What is required: Give all the lines below again, exactly, with no pictures.

-- START OF Provided entries --

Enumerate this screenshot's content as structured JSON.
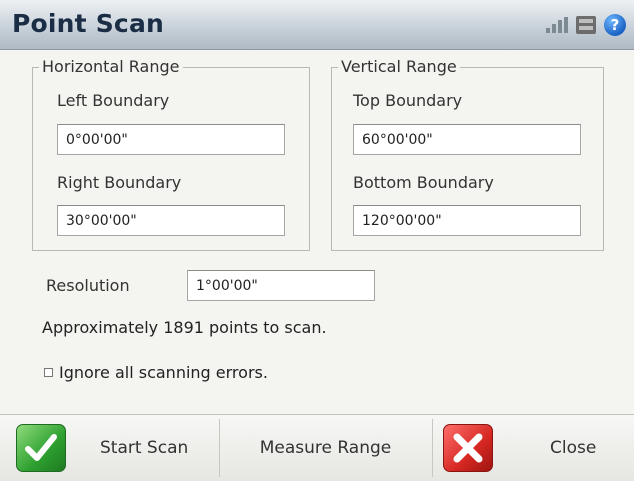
{
  "window": {
    "title": "Point Scan"
  },
  "icons": {
    "satellite": "satellite-signal-icon",
    "battery": "battery-icon",
    "help": "help-icon"
  },
  "help_glyph": "?",
  "horizontal": {
    "legend": "Horizontal Range",
    "left_label": "Left Boundary",
    "left_value": "0°00'00\"",
    "right_label": "Right Boundary",
    "right_value": "30°00'00\""
  },
  "vertical": {
    "legend": "Vertical Range",
    "top_label": "Top Boundary",
    "top_value": "60°00'00\"",
    "bottom_label": "Bottom Boundary",
    "bottom_value": "120°00'00\""
  },
  "resolution": {
    "label": "Resolution",
    "value": "1°00'00\""
  },
  "info_text": "Approximately 1891 points to scan.",
  "ignore_errors": {
    "label": "Ignore all scanning errors.",
    "checked": false
  },
  "footer": {
    "start_label": "Start Scan",
    "measure_label": "Measure Range",
    "close_label": "Close"
  },
  "colors": {
    "title": "#1a2d44",
    "ok_green": "#2d9f2f",
    "close_red": "#d52722",
    "help_blue": "#1b62c4"
  }
}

-- END OF Provided entries --

Full solution:
Enumerate this screenshot's content as structured JSON.
{
  "window": {
    "title": "Point Scan"
  },
  "icons": {
    "satellite": "satellite-signal-icon",
    "battery": "battery-icon",
    "help": "help-icon"
  },
  "help_glyph": "?",
  "horizontal": {
    "legend": "Horizontal Range",
    "left_label": "Left Boundary",
    "left_value": "0°00'00\"",
    "right_label": "Right Boundary",
    "right_value": "30°00'00\""
  },
  "vertical": {
    "legend": "Vertical Range",
    "top_label": "Top Boundary",
    "top_value": "60°00'00\"",
    "bottom_label": "Bottom Boundary",
    "bottom_value": "120°00'00\""
  },
  "resolution": {
    "label": "Resolution",
    "value": "1°00'00\""
  },
  "info_text": "Approximately 1891 points to scan.",
  "ignore_errors": {
    "label": "Ignore all scanning errors.",
    "checked": false
  },
  "footer": {
    "start_label": "Start Scan",
    "measure_label": "Measure Range",
    "close_label": "Close"
  },
  "colors": {
    "title": "#1a2d44",
    "ok_green": "#2d9f2f",
    "close_red": "#d52722",
    "help_blue": "#1b62c4"
  }
}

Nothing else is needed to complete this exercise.